Dataset rows:
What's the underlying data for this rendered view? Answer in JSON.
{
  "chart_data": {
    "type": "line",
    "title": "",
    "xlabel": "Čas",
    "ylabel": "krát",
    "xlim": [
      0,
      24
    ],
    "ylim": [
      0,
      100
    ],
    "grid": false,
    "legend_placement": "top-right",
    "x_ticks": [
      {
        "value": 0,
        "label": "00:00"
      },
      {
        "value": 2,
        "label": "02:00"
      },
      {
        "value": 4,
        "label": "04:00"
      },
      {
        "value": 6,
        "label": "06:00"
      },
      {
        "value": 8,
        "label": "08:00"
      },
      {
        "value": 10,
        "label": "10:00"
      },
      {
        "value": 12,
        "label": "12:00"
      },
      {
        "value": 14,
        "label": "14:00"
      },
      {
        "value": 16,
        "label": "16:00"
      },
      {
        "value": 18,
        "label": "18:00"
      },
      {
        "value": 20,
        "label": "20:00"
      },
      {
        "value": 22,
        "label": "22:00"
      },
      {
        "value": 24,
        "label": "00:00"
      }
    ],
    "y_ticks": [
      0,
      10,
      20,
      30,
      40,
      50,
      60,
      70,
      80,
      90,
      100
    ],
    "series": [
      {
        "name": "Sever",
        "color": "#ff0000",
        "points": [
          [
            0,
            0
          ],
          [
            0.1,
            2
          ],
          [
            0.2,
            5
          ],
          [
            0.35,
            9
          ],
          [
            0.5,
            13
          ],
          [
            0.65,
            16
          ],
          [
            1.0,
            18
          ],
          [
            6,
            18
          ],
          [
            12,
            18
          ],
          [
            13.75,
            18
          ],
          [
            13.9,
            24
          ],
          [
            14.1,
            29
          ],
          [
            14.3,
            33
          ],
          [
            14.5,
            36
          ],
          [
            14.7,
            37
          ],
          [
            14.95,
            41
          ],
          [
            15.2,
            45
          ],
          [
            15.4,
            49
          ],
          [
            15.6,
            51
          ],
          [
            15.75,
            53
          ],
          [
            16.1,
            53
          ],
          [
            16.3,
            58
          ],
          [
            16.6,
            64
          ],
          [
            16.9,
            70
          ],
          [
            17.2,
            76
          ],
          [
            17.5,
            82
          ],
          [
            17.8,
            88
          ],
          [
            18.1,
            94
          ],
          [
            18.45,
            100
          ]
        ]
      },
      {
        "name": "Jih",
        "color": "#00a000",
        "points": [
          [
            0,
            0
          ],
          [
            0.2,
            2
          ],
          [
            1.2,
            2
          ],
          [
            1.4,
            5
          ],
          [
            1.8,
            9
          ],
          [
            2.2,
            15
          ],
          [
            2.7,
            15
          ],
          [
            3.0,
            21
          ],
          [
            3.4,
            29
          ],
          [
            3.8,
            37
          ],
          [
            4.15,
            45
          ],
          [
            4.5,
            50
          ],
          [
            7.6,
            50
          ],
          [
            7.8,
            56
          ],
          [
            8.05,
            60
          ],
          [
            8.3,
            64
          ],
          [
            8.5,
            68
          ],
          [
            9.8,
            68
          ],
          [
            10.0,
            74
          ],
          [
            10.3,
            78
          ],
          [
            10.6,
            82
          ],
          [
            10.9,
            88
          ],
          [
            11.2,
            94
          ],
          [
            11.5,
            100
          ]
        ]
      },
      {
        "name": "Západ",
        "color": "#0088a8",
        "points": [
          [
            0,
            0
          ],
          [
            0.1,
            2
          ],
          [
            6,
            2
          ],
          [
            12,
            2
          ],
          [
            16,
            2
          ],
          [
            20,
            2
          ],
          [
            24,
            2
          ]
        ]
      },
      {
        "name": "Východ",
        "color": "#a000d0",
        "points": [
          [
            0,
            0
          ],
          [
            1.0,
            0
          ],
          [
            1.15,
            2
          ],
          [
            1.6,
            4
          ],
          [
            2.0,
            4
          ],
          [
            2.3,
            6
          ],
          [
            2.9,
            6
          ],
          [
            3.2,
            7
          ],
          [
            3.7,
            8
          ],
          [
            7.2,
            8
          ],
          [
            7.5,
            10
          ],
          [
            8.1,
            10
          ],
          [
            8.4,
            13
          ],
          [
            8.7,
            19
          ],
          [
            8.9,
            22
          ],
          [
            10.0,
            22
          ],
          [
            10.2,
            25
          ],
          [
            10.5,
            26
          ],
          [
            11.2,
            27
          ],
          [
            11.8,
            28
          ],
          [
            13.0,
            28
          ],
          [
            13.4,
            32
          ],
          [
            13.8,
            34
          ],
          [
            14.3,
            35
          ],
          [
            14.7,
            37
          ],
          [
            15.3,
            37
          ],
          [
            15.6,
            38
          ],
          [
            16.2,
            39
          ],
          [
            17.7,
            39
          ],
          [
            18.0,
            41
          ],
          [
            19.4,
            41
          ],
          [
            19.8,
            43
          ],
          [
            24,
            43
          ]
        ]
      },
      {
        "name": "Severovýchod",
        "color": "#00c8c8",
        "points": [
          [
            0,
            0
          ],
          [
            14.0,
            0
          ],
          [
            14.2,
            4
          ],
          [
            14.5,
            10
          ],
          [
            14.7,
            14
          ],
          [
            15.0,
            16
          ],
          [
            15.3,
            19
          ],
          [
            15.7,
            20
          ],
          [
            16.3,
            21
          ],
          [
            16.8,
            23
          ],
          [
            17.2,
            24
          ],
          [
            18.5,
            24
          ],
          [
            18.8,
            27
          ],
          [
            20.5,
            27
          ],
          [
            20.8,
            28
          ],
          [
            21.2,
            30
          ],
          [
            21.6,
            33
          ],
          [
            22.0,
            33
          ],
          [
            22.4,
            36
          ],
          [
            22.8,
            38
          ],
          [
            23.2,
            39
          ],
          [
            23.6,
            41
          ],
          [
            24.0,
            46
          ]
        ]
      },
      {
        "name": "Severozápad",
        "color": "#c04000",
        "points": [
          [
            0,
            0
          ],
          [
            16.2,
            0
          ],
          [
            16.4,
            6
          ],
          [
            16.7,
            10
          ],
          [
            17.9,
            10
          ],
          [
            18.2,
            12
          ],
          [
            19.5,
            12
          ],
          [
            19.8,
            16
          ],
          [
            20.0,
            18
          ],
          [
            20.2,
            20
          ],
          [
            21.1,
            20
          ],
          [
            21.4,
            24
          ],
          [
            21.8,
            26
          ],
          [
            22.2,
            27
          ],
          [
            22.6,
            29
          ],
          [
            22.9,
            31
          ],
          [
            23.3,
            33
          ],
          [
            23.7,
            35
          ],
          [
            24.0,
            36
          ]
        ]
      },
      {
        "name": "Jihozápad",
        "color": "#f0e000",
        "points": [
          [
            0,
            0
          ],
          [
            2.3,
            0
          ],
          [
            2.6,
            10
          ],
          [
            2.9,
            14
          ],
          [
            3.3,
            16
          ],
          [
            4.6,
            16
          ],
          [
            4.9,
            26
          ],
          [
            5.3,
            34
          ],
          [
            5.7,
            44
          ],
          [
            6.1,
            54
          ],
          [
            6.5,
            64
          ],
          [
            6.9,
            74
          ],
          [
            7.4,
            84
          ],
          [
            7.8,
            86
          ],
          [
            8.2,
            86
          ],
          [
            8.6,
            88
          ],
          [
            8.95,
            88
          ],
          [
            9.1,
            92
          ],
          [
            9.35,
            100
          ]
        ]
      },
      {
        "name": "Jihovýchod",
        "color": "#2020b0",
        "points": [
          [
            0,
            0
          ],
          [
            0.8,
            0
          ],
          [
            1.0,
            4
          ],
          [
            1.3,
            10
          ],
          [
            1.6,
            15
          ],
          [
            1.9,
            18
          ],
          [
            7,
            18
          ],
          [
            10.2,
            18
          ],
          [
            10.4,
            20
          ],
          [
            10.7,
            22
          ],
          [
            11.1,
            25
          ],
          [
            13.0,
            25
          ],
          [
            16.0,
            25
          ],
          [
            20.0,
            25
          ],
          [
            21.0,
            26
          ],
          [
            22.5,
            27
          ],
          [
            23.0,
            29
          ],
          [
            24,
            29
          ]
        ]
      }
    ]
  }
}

Exercise: Gather up the lines that contain the word "color".

Solution for this exercise:
        "color": "#ff0000",
        "color": "#00a000",
        "color": "#0088a8",
        "color": "#a000d0",
        "color": "#00c8c8",
        "color": "#c04000",
        "color": "#f0e000",
        "color": "#2020b0",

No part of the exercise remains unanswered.